> [Description of the task] Could you copy out, word for word, the lines of the material starting at its first line and ending at the line that contains "936, 998, 969]"?

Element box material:
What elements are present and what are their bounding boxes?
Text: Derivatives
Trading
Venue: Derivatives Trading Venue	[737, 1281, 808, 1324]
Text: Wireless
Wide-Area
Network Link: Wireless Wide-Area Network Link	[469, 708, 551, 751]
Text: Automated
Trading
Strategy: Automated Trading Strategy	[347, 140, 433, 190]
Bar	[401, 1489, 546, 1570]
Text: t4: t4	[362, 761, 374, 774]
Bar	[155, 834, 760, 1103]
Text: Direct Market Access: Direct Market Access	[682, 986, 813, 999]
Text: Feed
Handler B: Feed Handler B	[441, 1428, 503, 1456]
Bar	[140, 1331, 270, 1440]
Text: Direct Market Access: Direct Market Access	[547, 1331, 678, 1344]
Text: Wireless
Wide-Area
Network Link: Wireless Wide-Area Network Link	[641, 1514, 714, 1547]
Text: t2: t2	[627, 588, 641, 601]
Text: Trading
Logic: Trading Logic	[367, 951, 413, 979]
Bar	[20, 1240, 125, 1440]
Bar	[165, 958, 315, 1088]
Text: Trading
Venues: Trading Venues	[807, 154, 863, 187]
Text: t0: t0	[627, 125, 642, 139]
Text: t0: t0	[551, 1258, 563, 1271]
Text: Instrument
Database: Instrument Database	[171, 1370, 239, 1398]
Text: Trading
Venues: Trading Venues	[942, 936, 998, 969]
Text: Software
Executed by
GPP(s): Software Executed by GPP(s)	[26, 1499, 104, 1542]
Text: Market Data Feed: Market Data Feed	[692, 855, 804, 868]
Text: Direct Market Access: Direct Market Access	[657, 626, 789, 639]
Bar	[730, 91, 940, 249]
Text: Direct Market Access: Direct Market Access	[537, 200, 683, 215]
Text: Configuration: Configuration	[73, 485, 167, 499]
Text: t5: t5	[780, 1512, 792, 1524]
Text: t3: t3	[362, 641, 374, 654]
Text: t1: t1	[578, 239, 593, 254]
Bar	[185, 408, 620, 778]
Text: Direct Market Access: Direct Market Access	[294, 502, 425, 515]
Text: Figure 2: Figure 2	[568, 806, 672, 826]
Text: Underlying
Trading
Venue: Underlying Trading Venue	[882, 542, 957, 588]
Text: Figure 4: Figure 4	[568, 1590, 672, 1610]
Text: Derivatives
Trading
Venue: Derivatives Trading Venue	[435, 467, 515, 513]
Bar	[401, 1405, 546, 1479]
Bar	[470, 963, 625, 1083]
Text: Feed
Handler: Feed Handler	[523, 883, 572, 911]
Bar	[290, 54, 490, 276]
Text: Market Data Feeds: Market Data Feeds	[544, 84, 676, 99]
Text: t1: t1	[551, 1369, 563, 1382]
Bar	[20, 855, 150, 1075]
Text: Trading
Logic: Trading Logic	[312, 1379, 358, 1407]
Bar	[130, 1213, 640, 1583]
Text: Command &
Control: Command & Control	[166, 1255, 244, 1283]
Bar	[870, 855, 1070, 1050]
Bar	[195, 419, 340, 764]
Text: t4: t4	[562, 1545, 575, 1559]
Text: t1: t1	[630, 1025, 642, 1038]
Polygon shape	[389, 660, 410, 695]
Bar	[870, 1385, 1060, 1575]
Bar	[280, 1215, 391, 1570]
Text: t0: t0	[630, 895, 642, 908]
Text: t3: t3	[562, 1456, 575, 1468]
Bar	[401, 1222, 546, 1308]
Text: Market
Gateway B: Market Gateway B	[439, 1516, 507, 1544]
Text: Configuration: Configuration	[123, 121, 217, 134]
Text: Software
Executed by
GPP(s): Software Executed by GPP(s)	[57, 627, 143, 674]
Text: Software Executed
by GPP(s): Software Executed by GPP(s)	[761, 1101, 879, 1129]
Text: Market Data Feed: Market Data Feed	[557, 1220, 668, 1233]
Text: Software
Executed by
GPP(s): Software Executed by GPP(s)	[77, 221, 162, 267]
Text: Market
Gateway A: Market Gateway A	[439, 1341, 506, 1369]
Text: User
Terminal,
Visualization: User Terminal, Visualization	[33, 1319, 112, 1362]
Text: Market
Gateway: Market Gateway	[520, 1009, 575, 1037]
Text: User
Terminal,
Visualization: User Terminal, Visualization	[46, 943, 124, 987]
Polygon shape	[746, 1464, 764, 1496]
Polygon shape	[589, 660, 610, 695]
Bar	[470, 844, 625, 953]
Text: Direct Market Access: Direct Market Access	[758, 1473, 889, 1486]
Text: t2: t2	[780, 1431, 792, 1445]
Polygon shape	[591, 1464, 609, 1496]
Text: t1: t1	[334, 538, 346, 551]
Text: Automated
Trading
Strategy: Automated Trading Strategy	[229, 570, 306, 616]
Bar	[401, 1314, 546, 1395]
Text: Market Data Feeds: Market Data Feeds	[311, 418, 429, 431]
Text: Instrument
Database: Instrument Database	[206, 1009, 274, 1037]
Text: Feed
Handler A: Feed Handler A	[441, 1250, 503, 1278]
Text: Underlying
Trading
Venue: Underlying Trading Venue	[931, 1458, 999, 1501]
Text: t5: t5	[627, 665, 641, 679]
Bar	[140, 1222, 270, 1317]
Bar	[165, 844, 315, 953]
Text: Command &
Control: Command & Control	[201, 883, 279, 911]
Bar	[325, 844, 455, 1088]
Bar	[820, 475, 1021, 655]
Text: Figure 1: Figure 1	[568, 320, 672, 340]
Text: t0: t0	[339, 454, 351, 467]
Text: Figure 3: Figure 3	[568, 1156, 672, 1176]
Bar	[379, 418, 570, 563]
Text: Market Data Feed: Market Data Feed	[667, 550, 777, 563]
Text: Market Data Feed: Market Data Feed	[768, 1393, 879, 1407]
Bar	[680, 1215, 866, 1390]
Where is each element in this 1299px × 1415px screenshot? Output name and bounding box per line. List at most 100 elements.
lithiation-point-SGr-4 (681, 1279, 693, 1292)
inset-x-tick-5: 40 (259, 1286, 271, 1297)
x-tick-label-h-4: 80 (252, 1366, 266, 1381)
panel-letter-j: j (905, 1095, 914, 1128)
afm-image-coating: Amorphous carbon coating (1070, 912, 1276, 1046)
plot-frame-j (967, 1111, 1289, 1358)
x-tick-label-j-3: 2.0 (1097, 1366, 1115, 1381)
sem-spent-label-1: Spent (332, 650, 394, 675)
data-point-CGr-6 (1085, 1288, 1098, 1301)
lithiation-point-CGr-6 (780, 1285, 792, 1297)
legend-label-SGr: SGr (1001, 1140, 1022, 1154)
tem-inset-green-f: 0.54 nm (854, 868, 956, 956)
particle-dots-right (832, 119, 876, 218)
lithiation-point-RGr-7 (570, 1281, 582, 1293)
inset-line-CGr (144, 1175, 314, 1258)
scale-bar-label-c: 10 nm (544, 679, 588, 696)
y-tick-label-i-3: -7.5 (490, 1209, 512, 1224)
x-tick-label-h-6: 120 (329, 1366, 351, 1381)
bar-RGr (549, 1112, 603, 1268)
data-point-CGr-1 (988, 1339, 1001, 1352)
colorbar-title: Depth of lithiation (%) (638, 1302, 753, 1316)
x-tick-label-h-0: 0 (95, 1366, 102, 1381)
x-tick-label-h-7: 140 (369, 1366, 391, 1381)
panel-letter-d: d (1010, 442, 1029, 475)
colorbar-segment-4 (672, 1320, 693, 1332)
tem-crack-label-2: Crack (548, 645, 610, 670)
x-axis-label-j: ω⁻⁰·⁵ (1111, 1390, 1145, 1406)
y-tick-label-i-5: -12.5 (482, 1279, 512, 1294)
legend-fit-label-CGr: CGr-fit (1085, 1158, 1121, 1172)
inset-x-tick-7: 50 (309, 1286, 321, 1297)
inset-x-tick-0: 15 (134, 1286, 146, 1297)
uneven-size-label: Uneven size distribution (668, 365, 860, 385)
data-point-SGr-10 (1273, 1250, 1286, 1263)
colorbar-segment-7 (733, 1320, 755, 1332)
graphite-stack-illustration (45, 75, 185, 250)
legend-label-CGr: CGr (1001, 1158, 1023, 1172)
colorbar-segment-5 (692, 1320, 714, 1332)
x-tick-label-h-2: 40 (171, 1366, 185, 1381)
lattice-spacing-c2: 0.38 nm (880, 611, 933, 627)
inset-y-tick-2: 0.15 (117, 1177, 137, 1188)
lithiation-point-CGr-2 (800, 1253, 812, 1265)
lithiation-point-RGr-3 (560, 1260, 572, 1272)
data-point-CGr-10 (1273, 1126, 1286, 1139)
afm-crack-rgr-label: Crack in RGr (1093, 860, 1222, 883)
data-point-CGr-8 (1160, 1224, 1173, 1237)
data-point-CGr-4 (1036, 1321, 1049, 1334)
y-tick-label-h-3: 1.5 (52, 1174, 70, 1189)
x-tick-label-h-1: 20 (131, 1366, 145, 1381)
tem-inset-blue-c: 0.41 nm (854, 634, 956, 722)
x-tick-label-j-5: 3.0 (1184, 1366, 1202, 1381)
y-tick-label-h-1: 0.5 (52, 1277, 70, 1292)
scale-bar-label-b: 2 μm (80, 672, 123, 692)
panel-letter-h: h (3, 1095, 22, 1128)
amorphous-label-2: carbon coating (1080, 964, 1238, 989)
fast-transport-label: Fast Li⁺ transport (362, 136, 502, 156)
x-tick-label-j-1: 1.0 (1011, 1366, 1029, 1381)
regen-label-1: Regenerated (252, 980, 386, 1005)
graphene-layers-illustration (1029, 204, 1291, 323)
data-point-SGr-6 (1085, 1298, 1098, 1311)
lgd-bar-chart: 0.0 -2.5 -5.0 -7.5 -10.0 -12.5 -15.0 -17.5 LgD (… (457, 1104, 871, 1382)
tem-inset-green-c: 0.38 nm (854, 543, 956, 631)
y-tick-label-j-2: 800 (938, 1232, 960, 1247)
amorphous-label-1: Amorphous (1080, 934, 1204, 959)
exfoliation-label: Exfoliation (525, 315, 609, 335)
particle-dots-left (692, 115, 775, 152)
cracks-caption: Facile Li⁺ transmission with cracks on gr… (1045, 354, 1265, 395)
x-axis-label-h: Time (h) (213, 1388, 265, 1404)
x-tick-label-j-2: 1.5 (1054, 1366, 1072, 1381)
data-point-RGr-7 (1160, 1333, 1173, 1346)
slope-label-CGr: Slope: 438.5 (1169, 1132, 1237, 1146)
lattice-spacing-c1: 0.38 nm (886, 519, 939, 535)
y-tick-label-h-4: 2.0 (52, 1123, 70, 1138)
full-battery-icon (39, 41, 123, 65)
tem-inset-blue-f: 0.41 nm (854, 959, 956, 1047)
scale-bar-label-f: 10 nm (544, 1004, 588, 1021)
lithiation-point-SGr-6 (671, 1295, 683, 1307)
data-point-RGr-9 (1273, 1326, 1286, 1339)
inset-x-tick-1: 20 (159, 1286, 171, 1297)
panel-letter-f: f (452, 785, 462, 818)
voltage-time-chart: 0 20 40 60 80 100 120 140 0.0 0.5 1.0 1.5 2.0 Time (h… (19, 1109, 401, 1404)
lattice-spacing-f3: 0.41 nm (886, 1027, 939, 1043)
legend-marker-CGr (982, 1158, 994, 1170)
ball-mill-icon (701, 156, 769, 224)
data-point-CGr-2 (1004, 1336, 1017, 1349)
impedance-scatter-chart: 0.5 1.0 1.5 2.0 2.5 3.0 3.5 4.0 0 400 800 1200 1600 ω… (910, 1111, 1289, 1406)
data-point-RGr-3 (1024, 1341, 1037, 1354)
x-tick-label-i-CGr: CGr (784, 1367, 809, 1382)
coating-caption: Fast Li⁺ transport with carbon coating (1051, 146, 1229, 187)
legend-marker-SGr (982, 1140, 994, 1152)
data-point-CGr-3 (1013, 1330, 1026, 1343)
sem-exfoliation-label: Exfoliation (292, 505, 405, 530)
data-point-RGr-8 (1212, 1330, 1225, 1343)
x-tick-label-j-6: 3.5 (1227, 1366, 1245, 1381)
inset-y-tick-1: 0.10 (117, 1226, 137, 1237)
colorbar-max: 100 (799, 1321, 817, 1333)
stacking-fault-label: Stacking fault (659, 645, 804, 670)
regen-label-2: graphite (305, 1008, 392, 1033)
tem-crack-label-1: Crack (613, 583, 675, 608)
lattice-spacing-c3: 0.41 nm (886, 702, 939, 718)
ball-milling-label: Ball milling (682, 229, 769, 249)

> [Exercise output]
What elements are present and what are their bounding boxes?
Text: Derivatives
Trading
Venue: Derivatives Trading Venue	[737, 1281, 808, 1324]
Text: Wireless
Wide-Area
Network Link: Wireless Wide-Area Network Link	[469, 708, 551, 751]
Text: Automated
Trading
Strategy: Automated Trading Strategy	[347, 140, 433, 190]
Bar	[401, 1489, 546, 1570]
Text: t4: t4	[362, 761, 374, 774]
Bar	[155, 834, 760, 1103]
Text: Direct Market Access: Direct Market Access	[682, 986, 813, 999]
Text: Feed
Handler B: Feed Handler B	[441, 1428, 503, 1456]
Bar	[140, 1331, 270, 1440]
Text: Direct Market Access: Direct Market Access	[547, 1331, 678, 1344]
Text: Wireless
Wide-Area
Network Link: Wireless Wide-Area Network Link	[641, 1514, 714, 1547]
Text: t2: t2	[627, 588, 641, 601]
Text: Trading
Logic: Trading Logic	[367, 951, 413, 979]
Bar	[20, 1240, 125, 1440]
Bar	[165, 958, 315, 1088]
Text: Trading
Venues: Trading Venues	[807, 154, 863, 187]
Text: t0: t0	[627, 125, 642, 139]
Text: t0: t0	[551, 1258, 563, 1271]
Text: Instrument
Database: Instrument Database	[171, 1370, 239, 1398]
Text: Trading
Venues: Trading Venues	[942, 936, 998, 969]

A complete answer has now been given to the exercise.